Copy out each line that has "Temperature" in it.

-- GIVEN DATA start --

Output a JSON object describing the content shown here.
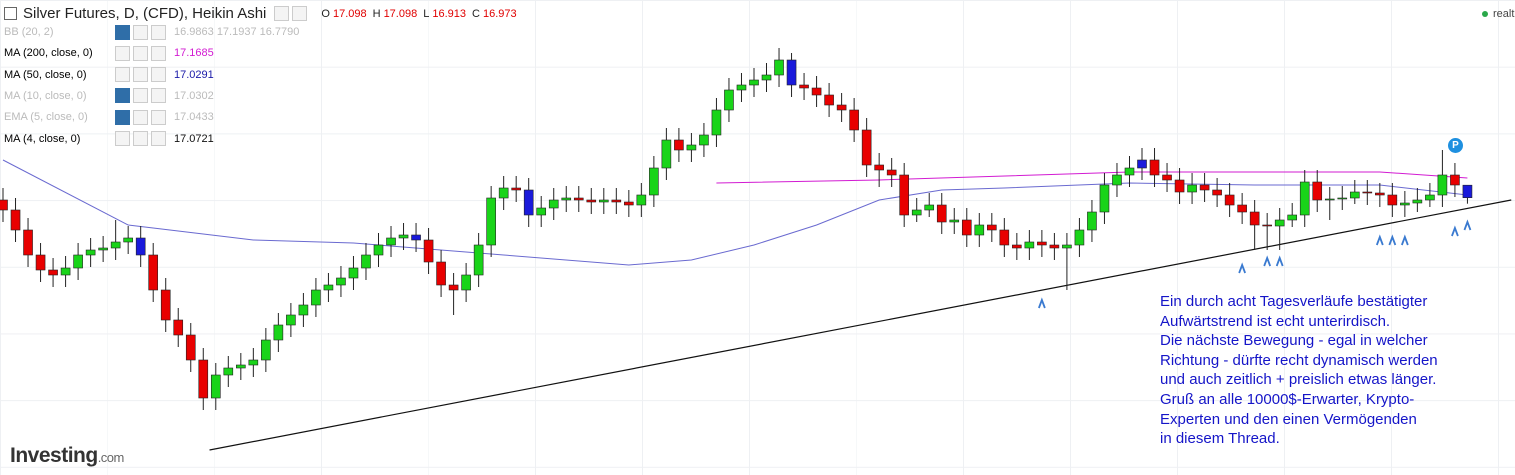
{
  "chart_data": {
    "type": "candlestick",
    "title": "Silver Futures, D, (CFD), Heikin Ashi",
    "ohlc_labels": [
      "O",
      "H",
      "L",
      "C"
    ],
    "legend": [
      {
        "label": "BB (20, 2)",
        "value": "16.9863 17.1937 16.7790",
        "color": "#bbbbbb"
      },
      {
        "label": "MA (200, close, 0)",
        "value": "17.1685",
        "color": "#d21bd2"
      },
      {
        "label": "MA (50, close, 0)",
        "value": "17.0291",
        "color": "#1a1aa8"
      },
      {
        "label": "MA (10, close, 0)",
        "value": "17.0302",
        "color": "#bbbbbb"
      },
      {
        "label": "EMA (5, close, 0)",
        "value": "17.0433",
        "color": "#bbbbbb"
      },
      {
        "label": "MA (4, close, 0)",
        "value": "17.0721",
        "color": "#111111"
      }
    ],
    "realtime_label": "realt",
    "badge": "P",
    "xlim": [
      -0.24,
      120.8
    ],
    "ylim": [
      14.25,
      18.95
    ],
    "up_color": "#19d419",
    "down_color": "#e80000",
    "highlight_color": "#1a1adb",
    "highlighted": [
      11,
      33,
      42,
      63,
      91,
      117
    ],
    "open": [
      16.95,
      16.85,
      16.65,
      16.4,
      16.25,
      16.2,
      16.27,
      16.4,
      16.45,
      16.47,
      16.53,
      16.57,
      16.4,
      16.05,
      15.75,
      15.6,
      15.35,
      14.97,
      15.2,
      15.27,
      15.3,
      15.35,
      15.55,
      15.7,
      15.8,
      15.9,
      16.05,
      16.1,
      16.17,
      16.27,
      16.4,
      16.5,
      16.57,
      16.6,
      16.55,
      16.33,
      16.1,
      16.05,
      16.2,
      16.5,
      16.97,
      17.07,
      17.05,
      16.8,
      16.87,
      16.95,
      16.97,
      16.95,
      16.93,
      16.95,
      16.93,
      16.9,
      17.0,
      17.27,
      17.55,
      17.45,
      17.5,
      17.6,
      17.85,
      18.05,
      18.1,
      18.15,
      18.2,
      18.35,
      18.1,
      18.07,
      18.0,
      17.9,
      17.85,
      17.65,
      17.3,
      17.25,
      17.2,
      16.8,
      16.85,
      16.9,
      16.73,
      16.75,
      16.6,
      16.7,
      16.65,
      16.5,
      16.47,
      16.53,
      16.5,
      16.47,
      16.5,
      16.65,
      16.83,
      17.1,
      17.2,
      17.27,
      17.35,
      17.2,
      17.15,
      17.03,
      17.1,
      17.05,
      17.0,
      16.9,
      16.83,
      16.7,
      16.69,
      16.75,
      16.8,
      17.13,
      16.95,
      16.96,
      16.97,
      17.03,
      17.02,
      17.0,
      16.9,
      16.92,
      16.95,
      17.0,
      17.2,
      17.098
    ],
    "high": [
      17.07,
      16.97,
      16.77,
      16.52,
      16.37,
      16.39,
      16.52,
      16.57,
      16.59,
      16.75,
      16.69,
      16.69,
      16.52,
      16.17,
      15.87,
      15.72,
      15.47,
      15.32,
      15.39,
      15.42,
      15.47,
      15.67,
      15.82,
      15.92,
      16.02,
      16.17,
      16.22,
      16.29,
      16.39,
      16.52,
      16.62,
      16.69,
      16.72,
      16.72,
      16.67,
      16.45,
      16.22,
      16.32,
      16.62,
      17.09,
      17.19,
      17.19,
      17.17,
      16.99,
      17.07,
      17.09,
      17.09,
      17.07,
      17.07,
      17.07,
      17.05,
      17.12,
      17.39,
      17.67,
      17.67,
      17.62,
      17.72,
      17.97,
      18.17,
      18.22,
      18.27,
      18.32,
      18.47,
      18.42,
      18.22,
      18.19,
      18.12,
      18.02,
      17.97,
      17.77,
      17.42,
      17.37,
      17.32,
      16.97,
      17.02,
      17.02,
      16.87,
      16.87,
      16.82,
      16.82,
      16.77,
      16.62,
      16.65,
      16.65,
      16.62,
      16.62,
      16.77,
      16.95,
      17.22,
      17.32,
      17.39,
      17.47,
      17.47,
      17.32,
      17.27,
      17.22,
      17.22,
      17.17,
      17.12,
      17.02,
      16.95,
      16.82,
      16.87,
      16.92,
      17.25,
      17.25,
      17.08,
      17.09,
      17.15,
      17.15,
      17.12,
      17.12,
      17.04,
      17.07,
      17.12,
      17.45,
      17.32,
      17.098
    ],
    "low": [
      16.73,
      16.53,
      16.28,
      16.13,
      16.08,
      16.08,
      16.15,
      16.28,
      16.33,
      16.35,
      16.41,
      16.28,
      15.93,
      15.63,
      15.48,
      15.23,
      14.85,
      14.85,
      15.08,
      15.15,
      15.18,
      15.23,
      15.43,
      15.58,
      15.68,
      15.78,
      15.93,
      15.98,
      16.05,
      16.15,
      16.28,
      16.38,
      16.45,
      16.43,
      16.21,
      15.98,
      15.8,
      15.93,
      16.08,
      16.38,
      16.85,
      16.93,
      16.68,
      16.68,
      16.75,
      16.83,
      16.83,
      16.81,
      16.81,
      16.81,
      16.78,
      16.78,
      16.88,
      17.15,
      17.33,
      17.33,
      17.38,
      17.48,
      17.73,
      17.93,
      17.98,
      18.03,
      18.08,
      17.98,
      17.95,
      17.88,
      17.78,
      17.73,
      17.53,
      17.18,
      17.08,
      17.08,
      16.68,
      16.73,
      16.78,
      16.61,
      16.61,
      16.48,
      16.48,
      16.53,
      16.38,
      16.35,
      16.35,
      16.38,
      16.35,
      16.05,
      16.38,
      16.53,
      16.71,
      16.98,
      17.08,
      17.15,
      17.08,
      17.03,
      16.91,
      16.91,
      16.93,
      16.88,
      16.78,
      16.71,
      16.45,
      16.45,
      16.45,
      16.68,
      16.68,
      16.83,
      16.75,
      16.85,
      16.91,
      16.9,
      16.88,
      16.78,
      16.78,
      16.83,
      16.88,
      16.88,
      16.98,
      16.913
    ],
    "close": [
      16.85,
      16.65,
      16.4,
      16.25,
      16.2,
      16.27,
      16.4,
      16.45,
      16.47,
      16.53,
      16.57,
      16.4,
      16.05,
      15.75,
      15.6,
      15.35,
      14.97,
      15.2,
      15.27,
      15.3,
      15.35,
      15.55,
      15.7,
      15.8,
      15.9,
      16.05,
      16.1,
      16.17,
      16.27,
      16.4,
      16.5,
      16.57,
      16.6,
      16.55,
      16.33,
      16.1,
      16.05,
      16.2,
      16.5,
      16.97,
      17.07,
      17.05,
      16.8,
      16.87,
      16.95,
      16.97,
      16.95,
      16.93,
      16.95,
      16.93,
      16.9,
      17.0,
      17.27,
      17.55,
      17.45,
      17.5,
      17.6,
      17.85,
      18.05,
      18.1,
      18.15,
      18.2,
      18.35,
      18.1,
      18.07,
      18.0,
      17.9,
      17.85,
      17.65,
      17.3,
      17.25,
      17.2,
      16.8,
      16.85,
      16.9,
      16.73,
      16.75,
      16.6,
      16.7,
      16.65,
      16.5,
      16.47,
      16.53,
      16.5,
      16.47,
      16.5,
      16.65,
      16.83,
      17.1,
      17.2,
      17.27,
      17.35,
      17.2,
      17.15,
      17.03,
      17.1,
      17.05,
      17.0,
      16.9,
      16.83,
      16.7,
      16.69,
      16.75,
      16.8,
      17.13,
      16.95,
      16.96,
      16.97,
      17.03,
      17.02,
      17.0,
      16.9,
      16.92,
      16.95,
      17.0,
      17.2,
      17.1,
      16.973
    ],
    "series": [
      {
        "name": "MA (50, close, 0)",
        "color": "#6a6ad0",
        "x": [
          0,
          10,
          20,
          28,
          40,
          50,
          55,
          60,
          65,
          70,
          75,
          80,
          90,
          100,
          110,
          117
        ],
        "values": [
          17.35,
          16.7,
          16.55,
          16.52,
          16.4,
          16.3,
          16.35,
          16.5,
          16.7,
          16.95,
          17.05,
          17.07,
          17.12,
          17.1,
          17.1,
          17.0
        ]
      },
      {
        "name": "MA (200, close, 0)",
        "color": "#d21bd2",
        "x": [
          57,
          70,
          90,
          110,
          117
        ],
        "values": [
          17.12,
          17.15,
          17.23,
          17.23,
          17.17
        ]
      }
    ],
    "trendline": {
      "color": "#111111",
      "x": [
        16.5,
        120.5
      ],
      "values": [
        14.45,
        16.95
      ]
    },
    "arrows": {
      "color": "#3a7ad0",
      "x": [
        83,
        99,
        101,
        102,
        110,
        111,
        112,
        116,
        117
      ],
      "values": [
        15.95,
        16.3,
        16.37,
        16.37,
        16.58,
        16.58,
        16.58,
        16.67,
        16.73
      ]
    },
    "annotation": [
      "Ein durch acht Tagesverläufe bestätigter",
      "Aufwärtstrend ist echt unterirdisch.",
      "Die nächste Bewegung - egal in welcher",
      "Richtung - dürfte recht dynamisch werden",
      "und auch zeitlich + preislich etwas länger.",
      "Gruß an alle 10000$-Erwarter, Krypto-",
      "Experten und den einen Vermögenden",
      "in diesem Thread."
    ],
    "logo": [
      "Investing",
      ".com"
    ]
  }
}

-- GIVEN DATA end --
-- GIVEN DATA start --

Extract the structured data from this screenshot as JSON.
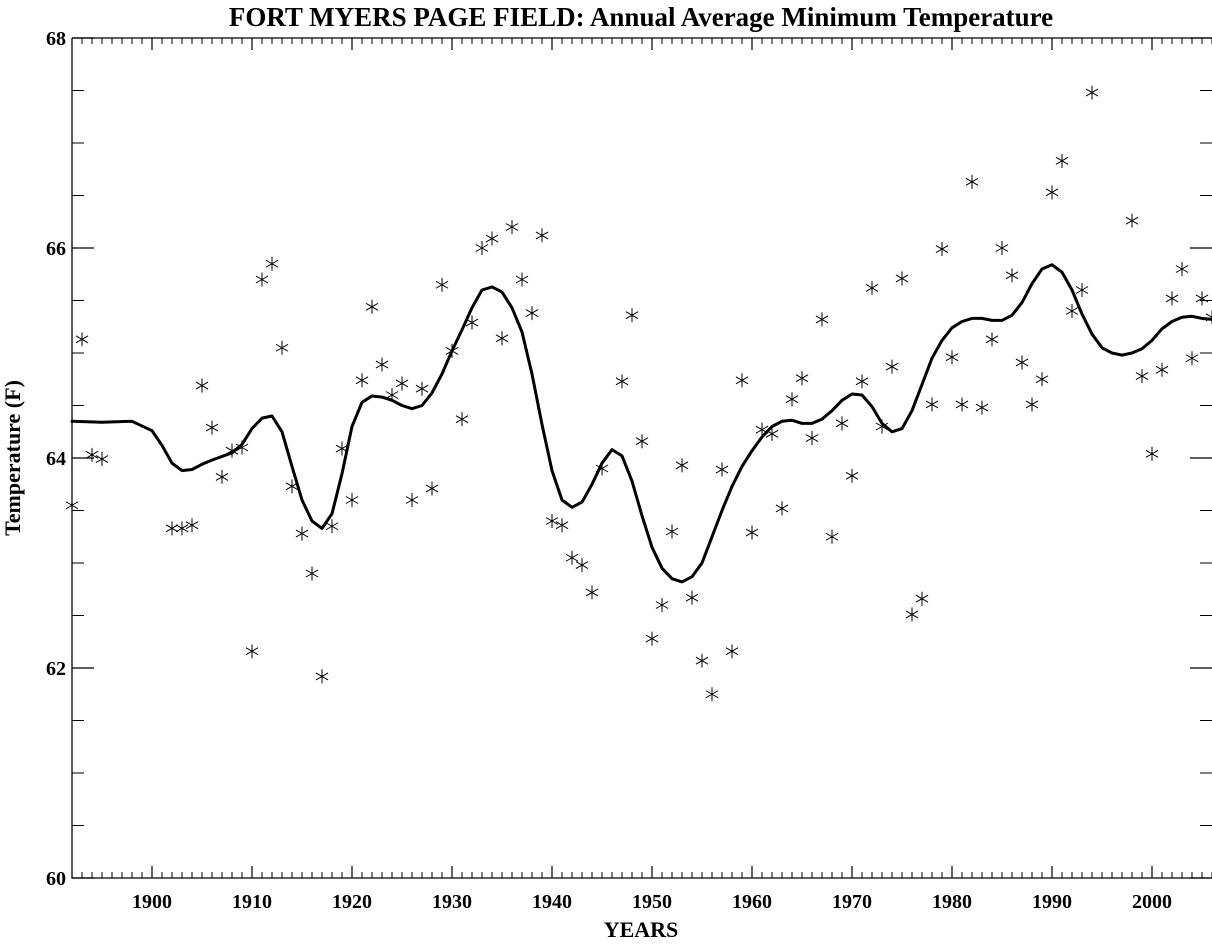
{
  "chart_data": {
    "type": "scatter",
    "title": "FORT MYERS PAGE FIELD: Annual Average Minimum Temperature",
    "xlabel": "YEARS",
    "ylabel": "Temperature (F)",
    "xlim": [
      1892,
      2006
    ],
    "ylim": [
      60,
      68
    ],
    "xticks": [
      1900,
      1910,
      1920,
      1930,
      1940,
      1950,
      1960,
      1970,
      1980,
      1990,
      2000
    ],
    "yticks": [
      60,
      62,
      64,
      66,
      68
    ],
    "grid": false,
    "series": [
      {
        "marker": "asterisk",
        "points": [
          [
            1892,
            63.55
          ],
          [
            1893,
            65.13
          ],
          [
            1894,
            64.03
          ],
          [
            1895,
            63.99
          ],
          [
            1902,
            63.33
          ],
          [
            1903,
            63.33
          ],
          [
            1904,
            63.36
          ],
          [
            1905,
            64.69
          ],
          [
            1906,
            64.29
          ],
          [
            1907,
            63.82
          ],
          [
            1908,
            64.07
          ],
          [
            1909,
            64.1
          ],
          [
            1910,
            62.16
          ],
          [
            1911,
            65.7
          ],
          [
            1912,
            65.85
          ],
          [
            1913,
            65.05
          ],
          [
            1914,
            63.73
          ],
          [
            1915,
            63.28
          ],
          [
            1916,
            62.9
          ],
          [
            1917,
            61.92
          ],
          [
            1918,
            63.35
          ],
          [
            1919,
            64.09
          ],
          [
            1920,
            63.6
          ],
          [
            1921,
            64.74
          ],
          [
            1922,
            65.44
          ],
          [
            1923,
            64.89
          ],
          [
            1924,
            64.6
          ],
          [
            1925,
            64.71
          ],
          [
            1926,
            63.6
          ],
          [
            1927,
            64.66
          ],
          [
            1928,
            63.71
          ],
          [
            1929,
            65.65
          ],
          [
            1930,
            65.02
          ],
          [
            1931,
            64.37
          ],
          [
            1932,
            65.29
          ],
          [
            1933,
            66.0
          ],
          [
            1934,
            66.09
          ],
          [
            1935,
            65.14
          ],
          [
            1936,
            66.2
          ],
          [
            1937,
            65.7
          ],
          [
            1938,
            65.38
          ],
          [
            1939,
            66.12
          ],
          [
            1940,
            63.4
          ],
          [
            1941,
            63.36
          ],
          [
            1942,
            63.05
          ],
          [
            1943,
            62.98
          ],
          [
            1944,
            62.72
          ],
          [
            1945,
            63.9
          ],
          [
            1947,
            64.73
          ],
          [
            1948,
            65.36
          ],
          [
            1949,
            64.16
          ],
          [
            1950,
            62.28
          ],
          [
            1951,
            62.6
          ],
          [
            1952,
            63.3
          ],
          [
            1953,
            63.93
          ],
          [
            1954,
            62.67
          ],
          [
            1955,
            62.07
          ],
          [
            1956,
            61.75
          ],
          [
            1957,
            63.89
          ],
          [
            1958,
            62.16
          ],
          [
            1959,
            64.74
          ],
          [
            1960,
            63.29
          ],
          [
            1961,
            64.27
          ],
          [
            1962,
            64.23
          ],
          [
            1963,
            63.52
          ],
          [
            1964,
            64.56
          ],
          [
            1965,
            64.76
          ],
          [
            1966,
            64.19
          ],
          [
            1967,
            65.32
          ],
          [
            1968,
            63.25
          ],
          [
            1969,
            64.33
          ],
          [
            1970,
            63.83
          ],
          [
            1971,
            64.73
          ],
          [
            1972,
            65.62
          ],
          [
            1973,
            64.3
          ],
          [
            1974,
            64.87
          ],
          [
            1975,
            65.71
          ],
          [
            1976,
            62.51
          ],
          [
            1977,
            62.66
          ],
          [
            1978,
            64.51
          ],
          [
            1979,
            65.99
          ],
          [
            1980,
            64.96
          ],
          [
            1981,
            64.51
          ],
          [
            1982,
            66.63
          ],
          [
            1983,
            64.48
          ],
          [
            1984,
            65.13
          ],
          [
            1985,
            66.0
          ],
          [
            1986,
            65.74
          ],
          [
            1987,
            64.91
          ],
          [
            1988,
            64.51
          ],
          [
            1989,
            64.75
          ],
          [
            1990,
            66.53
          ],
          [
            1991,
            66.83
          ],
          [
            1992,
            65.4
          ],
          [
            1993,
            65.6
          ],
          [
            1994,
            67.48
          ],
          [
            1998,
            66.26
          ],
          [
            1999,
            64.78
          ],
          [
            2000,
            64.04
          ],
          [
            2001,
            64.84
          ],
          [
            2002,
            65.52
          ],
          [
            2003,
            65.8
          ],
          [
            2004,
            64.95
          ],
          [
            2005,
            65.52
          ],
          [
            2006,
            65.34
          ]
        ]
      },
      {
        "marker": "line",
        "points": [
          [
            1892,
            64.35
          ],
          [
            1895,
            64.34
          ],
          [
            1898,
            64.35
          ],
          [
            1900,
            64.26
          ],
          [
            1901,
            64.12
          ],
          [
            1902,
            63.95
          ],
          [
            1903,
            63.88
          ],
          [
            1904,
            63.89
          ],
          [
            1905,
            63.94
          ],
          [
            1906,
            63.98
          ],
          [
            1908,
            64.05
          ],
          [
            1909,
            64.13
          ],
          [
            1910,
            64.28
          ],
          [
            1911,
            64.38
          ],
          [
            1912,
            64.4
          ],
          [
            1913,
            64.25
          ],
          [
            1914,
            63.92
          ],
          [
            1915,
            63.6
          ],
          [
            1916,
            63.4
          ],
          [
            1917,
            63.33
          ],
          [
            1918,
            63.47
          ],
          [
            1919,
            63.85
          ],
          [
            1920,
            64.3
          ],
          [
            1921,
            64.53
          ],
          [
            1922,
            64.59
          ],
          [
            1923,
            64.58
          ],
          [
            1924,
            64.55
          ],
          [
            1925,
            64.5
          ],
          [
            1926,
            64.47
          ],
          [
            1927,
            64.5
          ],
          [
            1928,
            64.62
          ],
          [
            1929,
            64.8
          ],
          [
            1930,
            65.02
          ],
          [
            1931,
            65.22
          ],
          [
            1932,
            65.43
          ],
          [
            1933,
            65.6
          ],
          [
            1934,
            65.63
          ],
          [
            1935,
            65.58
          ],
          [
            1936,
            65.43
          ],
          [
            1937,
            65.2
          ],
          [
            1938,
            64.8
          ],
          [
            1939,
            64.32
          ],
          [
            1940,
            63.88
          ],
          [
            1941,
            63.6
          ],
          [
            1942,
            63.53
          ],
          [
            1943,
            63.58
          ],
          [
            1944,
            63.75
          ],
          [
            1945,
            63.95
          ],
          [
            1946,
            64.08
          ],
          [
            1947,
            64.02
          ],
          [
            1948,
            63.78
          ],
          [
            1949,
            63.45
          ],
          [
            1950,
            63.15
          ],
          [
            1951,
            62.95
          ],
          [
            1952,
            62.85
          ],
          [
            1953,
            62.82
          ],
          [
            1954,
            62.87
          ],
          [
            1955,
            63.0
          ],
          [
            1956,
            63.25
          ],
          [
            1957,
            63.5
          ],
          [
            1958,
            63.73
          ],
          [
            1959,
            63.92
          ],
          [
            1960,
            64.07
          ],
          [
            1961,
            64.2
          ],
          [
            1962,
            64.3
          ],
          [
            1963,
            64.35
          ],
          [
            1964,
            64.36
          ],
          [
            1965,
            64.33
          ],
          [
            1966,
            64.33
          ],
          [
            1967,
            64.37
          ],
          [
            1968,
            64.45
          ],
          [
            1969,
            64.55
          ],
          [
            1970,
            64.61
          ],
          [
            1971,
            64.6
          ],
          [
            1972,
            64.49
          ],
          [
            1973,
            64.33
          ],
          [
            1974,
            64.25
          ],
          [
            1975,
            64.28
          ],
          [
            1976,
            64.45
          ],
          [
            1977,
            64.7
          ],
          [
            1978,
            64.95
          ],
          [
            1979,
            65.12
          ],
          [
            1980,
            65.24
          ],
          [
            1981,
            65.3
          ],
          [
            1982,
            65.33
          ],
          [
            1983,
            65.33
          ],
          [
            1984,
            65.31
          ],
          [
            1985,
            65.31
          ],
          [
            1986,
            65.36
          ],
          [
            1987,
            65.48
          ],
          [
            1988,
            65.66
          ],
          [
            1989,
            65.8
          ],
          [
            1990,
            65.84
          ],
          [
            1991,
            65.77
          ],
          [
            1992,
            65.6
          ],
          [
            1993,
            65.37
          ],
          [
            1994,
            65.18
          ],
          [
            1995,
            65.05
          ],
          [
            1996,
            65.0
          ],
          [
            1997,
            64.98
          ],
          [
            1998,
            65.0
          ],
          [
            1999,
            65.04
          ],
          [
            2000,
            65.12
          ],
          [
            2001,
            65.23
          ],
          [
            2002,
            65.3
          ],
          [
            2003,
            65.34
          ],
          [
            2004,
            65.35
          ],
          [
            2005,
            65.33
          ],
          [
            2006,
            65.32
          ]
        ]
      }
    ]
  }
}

-- GIVEN DATA end --

> [OUTPUT OF THE EXERCISE]:
    "title": "FORT MYERS PAGE FIELD: Annual Average Minimum Temperature",
    "ylabel": "Temperature (F)",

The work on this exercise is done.